Gather up the lines with the word "name" in them.

-------- Materials provided --------

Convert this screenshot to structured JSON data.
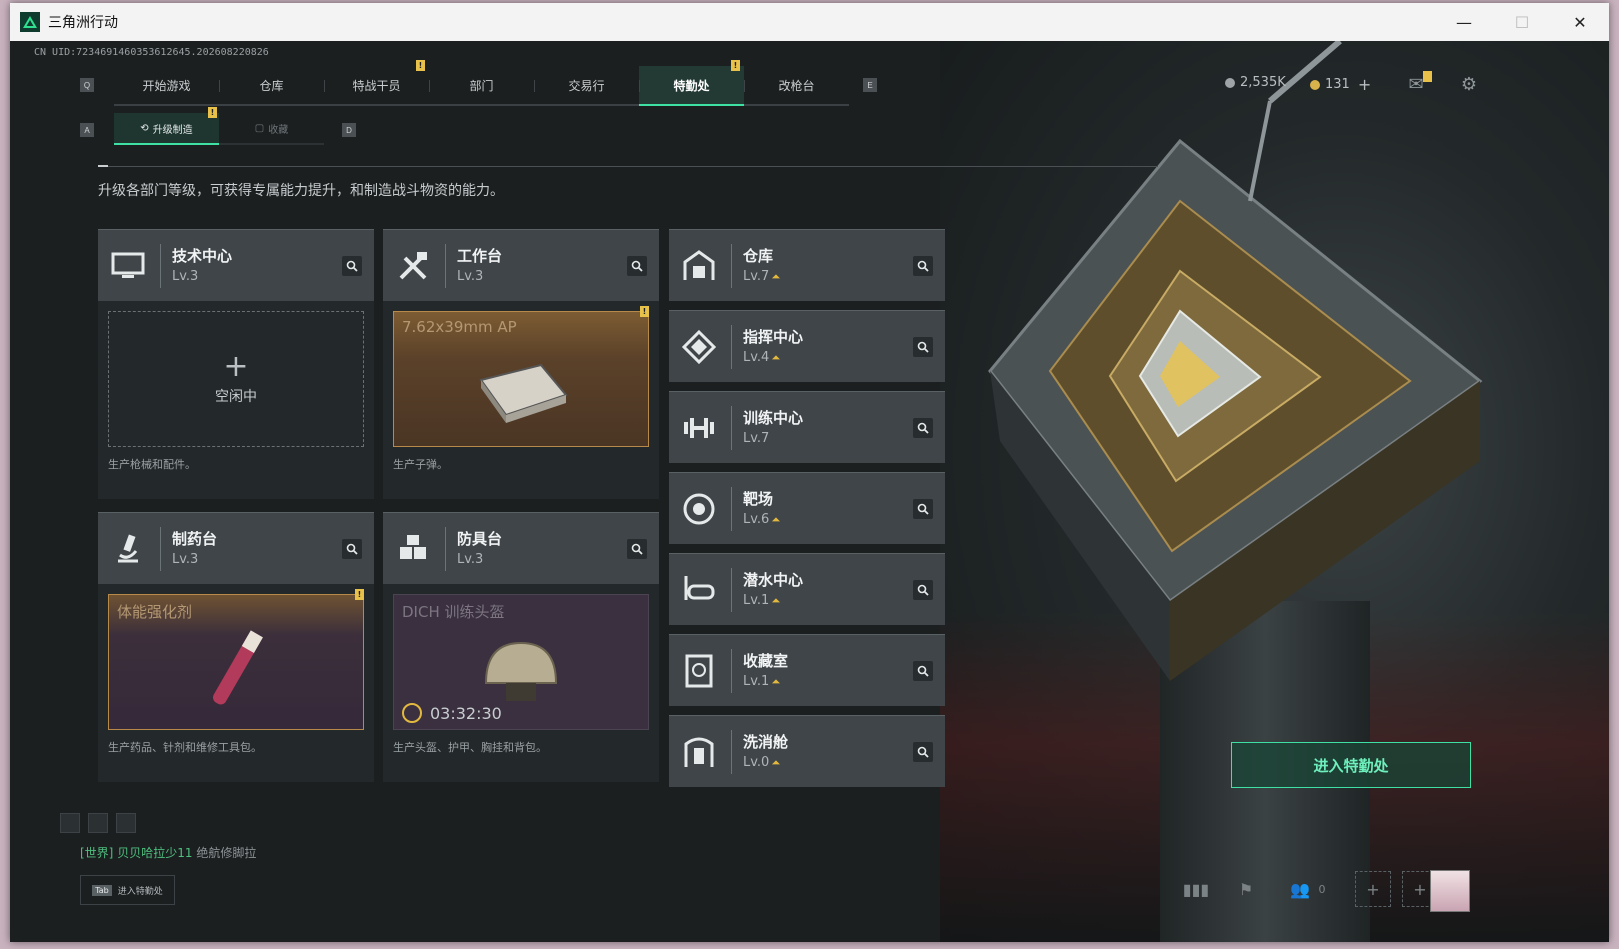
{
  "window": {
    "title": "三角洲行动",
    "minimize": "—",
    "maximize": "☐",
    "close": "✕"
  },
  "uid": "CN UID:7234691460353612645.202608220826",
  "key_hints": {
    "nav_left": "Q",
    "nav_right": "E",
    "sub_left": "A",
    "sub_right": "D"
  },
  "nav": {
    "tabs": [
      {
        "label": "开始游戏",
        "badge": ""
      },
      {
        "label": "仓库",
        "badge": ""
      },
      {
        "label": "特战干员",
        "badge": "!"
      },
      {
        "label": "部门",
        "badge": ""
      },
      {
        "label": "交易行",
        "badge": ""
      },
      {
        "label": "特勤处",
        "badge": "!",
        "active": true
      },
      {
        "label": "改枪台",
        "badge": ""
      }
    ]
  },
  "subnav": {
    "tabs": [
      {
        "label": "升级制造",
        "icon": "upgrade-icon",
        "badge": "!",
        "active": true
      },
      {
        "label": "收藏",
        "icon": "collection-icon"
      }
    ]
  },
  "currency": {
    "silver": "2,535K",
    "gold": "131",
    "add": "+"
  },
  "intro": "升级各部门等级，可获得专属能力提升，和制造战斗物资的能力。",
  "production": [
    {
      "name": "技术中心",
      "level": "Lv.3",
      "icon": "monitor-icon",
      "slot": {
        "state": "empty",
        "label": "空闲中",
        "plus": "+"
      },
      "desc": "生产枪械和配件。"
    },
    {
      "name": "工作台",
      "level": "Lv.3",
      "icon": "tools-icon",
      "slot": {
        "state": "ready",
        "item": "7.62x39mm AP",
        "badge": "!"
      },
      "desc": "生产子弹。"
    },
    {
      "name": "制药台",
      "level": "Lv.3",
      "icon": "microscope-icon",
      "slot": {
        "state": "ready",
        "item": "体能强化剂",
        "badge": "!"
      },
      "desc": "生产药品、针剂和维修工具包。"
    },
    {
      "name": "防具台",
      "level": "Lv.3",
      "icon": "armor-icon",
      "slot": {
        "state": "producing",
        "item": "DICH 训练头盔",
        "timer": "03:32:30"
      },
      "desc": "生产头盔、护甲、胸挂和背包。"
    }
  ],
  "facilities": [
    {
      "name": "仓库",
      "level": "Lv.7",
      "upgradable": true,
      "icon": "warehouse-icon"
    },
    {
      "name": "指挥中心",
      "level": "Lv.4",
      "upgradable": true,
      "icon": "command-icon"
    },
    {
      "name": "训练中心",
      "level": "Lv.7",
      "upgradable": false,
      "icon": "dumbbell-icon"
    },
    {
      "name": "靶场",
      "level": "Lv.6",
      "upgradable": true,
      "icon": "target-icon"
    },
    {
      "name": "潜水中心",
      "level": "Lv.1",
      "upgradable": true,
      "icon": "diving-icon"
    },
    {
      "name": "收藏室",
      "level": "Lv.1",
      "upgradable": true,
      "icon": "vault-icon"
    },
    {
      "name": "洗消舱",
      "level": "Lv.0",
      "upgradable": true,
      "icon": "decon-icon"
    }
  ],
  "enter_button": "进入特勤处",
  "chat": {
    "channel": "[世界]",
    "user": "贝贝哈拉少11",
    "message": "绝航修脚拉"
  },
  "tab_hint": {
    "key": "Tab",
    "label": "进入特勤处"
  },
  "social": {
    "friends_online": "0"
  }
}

--------

*Written solution*:
      "name": "技术中心",
      "name": "工作台",
      "name": "制药台",
      "name": "防具台",
      "name": "仓库",
      "name": "指挥中心",
      "name": "训练中心",
      "name": "靶场",
      "name": "潜水中心",
      "name": "收藏室",
      "name": "洗消舱",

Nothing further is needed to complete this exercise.